WHAT IS REQUIRED – Every line containing the word "fast" needs to be found and copied.
-- Start --
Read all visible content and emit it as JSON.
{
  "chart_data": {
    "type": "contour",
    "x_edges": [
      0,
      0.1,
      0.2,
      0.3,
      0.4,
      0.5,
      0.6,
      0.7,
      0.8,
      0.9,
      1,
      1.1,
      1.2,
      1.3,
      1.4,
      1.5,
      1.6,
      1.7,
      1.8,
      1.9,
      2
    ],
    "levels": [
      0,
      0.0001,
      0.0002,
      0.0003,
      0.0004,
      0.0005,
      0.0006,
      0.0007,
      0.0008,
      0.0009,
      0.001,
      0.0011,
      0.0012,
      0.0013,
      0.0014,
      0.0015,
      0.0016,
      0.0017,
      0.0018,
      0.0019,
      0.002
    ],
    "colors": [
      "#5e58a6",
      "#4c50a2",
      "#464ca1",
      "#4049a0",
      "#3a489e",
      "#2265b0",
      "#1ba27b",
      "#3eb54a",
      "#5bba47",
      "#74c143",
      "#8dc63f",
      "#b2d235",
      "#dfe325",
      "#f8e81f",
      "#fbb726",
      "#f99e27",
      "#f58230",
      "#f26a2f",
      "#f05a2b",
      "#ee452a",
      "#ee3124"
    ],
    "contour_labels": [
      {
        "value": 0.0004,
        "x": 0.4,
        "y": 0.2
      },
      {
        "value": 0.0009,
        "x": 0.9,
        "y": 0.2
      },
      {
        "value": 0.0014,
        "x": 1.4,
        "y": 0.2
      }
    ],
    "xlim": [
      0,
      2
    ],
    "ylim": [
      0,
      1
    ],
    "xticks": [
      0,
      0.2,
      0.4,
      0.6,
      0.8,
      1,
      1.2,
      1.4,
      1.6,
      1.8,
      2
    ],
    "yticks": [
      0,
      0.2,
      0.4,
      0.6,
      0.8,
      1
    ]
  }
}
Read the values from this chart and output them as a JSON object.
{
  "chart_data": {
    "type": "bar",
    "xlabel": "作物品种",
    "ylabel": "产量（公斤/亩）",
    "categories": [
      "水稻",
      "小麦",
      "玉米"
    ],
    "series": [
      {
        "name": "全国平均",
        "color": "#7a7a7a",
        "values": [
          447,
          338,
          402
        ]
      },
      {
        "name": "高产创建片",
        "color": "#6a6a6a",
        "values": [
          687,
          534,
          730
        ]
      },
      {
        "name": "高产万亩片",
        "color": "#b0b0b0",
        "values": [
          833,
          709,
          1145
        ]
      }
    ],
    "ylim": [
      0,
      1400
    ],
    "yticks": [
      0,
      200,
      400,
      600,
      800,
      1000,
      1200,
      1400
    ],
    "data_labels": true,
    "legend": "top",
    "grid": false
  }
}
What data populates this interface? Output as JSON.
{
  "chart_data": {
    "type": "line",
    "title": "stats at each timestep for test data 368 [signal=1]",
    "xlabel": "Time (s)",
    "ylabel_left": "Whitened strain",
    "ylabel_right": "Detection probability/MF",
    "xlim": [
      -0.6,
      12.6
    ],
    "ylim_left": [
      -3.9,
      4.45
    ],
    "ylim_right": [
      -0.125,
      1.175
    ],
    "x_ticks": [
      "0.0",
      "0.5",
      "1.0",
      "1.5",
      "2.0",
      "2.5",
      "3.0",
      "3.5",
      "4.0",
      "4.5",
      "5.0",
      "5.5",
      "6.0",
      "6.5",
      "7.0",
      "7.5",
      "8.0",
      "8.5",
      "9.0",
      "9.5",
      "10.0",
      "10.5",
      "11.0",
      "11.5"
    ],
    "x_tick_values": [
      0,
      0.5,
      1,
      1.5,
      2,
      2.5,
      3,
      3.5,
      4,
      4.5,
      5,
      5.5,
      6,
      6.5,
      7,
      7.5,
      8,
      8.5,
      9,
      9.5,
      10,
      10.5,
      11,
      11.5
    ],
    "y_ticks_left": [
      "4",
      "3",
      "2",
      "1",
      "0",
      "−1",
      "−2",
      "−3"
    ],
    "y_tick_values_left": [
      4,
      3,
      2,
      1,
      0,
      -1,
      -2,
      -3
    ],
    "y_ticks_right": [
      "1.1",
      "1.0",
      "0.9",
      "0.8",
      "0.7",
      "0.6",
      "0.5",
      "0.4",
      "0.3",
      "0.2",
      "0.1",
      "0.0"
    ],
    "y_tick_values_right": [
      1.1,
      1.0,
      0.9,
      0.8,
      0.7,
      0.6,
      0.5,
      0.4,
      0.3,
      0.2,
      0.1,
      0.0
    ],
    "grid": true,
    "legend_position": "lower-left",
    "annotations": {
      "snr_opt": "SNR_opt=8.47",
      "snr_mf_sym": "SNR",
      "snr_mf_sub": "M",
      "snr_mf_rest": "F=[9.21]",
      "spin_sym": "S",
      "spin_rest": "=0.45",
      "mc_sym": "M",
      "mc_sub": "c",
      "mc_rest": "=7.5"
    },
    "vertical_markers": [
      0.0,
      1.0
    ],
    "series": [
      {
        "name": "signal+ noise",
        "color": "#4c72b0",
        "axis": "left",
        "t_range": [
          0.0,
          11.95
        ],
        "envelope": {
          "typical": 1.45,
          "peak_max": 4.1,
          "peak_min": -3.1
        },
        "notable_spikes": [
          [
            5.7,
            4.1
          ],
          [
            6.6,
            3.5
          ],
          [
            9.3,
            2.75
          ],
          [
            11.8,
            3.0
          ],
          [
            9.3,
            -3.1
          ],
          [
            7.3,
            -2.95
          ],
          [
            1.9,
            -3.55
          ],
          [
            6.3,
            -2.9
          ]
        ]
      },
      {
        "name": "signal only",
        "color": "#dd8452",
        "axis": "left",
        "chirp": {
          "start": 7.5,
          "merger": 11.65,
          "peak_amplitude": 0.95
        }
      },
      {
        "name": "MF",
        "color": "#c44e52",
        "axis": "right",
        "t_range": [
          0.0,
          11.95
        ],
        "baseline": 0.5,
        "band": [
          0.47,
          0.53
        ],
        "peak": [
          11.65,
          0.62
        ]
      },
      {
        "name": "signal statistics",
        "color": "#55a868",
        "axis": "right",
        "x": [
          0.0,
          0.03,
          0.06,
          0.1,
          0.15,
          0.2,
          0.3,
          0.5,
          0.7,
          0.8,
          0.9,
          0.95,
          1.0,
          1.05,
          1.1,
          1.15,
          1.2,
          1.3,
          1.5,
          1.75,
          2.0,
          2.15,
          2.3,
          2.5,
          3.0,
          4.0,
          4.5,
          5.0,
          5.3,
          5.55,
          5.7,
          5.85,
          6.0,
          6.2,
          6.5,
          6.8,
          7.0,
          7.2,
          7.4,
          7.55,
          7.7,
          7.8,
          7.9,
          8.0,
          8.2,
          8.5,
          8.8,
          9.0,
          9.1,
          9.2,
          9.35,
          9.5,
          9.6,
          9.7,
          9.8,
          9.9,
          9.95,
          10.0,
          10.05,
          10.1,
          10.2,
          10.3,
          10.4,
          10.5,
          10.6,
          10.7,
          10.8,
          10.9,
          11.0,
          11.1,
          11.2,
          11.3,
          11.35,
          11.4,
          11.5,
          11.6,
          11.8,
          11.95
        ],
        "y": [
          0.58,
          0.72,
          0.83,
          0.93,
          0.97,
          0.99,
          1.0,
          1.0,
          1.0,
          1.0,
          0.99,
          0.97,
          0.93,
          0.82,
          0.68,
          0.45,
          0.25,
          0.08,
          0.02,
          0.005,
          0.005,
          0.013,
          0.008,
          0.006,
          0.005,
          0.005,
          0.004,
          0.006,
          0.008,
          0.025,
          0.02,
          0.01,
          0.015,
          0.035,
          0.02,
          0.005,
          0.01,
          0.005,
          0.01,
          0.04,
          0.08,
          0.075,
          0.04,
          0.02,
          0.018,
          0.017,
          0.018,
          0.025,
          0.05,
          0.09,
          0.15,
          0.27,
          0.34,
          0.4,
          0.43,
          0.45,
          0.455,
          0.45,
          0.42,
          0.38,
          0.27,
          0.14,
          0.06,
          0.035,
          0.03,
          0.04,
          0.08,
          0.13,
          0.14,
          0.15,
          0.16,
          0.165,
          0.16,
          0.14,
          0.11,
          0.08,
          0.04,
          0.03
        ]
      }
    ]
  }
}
-- End --
-- Start --
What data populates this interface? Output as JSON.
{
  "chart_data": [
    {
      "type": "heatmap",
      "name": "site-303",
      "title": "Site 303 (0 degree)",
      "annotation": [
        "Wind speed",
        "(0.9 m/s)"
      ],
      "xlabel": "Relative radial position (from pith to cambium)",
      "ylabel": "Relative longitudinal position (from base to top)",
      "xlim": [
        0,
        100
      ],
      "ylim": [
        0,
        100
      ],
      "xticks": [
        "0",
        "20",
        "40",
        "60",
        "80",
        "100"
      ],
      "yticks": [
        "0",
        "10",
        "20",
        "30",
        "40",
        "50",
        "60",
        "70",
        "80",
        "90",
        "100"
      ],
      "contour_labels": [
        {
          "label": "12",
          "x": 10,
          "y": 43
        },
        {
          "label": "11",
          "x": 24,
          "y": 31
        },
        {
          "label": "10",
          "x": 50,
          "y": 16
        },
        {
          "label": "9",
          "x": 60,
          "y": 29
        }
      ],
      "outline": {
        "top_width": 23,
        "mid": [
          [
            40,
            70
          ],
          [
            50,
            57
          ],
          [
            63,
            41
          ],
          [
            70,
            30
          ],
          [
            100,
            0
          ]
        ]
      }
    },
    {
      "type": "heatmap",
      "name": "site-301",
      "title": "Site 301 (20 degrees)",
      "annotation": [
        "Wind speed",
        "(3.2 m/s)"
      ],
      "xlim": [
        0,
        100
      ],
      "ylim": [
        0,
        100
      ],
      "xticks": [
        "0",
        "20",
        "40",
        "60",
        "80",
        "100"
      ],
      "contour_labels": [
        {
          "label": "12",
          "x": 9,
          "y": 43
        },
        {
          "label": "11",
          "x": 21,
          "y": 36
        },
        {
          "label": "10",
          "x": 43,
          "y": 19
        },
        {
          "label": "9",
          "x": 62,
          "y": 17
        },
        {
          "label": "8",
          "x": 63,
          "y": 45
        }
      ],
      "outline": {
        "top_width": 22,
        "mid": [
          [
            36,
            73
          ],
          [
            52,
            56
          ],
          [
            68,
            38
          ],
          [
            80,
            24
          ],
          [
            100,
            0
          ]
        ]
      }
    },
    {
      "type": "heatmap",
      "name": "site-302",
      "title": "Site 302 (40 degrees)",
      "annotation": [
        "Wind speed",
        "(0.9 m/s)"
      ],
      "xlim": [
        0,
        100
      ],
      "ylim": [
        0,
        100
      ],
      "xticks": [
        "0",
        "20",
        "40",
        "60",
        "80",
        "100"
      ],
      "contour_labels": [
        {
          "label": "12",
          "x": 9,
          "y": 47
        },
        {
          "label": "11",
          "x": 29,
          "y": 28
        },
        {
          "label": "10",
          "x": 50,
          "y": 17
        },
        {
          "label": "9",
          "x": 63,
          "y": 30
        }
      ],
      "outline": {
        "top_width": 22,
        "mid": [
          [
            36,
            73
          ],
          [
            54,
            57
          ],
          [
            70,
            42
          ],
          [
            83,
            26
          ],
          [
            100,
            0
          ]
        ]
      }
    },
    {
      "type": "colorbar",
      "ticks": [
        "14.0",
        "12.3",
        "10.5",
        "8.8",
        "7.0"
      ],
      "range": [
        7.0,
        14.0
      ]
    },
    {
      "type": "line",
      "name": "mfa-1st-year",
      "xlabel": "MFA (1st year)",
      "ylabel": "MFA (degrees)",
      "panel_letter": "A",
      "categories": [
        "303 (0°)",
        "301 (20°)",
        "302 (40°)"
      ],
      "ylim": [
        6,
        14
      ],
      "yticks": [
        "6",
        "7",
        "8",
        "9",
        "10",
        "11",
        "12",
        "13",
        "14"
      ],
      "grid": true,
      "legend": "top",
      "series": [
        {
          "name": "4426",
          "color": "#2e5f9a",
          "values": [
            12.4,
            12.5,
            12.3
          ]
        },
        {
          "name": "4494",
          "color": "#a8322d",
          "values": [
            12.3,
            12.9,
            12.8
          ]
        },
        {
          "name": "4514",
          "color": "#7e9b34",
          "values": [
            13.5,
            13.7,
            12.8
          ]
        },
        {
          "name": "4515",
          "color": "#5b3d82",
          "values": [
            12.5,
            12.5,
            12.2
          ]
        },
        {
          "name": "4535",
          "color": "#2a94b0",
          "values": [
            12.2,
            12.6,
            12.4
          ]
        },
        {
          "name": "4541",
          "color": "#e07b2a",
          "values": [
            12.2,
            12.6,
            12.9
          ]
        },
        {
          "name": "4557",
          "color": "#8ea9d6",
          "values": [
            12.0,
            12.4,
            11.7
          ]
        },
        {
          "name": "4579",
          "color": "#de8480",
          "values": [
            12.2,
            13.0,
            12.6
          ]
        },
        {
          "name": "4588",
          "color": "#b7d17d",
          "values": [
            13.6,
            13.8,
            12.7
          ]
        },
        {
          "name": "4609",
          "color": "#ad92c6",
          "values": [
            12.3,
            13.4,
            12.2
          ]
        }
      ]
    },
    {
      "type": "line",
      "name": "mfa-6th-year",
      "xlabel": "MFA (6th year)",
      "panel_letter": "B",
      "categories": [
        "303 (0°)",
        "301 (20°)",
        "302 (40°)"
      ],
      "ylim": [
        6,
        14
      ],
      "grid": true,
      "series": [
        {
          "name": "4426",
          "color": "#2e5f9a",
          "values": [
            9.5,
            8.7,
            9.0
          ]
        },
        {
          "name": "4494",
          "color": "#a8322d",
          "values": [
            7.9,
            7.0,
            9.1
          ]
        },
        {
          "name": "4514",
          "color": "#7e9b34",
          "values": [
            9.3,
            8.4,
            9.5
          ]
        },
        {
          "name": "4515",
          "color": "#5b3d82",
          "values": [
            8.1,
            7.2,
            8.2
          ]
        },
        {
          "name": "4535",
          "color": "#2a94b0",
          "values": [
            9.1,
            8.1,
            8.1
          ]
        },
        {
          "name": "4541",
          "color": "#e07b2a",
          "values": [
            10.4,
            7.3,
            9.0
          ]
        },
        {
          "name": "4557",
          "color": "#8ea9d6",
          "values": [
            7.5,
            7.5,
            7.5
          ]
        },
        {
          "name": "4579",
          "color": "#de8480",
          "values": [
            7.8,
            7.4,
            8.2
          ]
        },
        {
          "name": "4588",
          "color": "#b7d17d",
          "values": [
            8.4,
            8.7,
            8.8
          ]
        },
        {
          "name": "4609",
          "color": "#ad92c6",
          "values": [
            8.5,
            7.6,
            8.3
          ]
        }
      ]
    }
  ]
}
-- End --
-- Start --
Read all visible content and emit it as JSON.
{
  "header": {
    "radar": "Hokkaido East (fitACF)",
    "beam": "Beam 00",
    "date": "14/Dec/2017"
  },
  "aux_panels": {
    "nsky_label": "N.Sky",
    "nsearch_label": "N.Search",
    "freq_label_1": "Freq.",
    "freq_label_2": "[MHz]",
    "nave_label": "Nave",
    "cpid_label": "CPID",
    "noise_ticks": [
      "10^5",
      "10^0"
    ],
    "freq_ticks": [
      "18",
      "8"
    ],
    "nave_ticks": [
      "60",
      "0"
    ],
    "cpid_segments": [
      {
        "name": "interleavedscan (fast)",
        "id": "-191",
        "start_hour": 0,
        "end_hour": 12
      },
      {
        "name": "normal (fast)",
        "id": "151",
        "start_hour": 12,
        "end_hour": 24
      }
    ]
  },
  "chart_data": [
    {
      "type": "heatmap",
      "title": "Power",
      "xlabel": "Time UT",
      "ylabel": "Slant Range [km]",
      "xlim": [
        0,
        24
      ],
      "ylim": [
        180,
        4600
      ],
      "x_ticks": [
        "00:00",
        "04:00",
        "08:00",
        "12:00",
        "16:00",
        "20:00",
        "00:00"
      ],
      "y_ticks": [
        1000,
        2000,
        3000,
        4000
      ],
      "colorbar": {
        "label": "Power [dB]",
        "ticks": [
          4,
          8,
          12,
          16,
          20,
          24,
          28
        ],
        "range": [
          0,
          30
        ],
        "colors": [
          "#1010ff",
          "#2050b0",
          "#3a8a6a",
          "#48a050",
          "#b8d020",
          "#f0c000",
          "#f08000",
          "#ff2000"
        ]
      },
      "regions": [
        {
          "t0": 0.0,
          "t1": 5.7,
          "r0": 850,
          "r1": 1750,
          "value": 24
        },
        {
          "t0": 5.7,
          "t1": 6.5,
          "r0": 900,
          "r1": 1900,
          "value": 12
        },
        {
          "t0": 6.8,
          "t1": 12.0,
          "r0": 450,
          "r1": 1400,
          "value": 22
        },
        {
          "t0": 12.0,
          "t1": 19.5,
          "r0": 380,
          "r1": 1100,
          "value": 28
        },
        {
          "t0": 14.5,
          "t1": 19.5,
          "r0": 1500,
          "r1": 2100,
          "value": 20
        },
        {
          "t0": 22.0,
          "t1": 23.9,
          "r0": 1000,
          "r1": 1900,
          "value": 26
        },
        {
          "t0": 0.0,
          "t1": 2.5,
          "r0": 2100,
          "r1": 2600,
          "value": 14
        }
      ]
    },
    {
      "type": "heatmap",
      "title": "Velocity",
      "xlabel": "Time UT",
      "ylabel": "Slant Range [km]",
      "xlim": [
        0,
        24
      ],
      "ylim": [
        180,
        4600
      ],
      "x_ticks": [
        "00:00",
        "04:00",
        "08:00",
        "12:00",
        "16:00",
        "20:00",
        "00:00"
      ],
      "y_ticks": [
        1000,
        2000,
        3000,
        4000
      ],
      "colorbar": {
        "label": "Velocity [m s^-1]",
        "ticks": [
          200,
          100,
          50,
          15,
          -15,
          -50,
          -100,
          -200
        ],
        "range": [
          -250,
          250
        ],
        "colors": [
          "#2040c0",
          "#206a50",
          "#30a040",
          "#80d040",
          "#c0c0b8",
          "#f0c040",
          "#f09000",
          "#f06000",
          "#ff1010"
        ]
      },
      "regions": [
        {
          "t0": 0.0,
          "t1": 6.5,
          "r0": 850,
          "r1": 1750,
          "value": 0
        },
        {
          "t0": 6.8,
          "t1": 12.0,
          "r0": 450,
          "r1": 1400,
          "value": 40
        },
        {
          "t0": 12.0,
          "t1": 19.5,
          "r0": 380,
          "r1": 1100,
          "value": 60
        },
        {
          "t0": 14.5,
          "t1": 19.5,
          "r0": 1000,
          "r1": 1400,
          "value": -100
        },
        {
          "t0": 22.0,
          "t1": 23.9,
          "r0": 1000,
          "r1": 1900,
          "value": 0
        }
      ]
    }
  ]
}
-- End --
RESULT –
        "name": "interleavedscan (fast)",
        "name": "normal (fast)",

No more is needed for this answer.